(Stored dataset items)
= = =
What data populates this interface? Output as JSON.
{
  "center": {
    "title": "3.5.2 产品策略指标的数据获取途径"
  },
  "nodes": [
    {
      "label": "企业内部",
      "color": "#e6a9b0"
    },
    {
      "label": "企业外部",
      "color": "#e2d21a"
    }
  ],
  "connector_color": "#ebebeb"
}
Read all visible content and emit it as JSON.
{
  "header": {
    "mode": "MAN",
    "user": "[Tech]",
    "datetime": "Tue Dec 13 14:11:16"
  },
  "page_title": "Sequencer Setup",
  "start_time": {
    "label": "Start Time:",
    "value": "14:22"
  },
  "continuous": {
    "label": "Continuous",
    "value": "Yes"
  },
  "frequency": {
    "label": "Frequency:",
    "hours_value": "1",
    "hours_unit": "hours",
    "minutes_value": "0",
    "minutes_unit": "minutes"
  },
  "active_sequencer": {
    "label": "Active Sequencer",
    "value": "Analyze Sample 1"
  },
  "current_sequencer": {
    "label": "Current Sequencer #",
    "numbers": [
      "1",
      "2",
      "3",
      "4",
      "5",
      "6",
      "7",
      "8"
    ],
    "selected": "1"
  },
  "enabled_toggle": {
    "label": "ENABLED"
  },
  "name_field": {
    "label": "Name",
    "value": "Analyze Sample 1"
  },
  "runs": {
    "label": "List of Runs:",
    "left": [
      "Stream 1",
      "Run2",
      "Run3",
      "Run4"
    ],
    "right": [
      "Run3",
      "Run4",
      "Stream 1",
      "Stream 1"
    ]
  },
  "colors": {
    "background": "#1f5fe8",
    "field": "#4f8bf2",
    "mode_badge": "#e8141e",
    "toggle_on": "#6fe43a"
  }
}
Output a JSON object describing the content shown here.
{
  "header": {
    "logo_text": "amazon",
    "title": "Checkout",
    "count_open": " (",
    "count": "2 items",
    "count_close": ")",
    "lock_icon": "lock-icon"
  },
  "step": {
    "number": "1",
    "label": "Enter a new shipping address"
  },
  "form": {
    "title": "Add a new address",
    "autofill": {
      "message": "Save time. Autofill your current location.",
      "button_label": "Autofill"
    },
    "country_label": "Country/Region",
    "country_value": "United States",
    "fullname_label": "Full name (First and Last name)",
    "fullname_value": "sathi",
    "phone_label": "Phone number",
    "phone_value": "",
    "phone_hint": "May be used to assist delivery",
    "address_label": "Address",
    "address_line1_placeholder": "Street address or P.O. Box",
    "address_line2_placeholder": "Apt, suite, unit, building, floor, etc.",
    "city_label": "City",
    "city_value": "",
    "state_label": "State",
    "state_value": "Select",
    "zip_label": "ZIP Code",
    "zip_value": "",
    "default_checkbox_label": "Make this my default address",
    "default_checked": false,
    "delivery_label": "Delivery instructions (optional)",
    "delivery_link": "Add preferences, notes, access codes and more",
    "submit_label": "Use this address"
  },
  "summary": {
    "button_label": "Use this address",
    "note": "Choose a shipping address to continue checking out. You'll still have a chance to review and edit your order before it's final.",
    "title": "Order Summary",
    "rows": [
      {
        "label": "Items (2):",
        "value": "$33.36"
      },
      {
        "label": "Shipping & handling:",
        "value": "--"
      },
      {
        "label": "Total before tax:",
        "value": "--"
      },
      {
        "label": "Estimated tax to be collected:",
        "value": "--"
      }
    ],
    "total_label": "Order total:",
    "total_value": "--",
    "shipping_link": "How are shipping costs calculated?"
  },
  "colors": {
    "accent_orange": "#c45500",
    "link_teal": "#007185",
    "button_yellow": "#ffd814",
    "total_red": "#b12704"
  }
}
= = =
What you are asked to do: Copy out every entry again, exactly as it was given.

Task result:
What data populates this interface? Output as JSON.
{
  "center": {
    "title": "3.5.2 产品策略指标的数据获取途径"
  },
  "nodes": [
    {
      "label": "企业内部",
      "color": "#e6a9b0"
    },
    {
      "label": "企业外部",
      "color": "#e2d21a"
    }
  ],
  "connector_color": "#ebebeb"
}
Read all visible content and emit it as JSON.
{
  "header": {
    "mode": "MAN",
    "user": "[Tech]",
    "datetime": "Tue Dec 13 14:11:16"
  },
  "page_title": "Sequencer Setup",
  "start_time": {
    "label": "Start Time:",
    "value": "14:22"
  },
  "continuous": {
    "label": "Continuous",
    "value": "Yes"
  },
  "frequency": {
    "label": "Frequency:",
    "hours_value": "1",
    "hours_unit": "hours",
    "minutes_value": "0",
    "minutes_unit": "minutes"
  },
  "active_sequencer": {
    "label": "Active Sequencer",
    "value": "Analyze Sample 1"
  },
  "current_sequencer": {
    "label": "Current Sequencer #",
    "numbers": [
      "1",
      "2",
      "3",
      "4",
      "5",
      "6",
      "7",
      "8"
    ],
    "selected": "1"
  },
  "enabled_toggle": {
    "label": "ENABLED"
  },
  "name_field": {
    "label": "Name",
    "value": "Analyze Sample 1"
  },
  "runs": {
    "label": "List of Runs:",
    "left": [
      "Stream 1",
      "Run2",
      "Run3",
      "Run4"
    ],
    "right": [
      "Run3",
      "Run4",
      "Stream 1",
      "Stream 1"
    ]
  },
  "colors": {
    "background": "#1f5fe8",
    "field": "#4f8bf2",
    "mode_badge": "#e8141e",
    "toggle_on": "#6fe43a"
  }
}
Output a JSON object describing the content shown here.
{
  "header": {
    "logo_text": "amazon",
    "title": "Checkout",
    "count_open": " (",
    "count": "2 items",
    "count_close": ")",
    "lock_icon": "lock-icon"
  },
  "step": {
    "number": "1",
    "label": "Enter a new shipping address"
  },
  "form": {
    "title": "Add a new address",
    "autofill": {
      "message": "Save time. Autofill your current location.",
      "button_label": "Autofill"
    },
    "country_label": "Country/Region",
    "country_value": "United States",
    "fullname_label": "Full name (First and Last name)",
    "fullname_value": "sathi",
    "phone_label": "Phone number",
    "phone_value": "",
    "phone_hint": "May be used to assist delivery",
    "address_label": "Address",
    "address_line1_placeholder": "Street address or P.O. Box",
    "address_line2_placeholder": "Apt, suite, unit, building, floor, etc.",
    "city_label": "City",
    "city_value": "",
    "state_label": "State",
    "state_value": "Select",
    "zip_label": "ZIP Code",
    "zip_value": "",
    "default_checkbox_label": "Make this my default address",
    "default_checked": false,
    "delivery_label": "Delivery instructions (optional)",
    "delivery_link": "Add preferences, notes, access codes and more",
    "submit_label": "Use this address"
  },
  "summary": {
    "button_label": "Use this address",
    "note": "Choose a shipping address to continue checking out. You'll still have a chance to review and edit your order before it's final.",
    "title": "Order Summary",
    "rows": [
      {
        "label": "Items (2):",
        "value": "$33.36"
      },
      {
        "label": "Shipping & handling:",
        "value": "--"
      },
      {
        "label": "Total before tax:",
        "value": "--"
      },
      {
        "label": "Estimated tax to be collected:",
        "value": "--"
      }
    ],
    "total_label": "Order total:",
    "total_value": "--",
    "shipping_link": "How are shipping costs calculated?"
  },
  "colors": {
    "accent_orange": "#c45500",
    "link_teal": "#007185",
    "button_yellow": "#ffd814",
    "total_red": "#b12704"
  }
}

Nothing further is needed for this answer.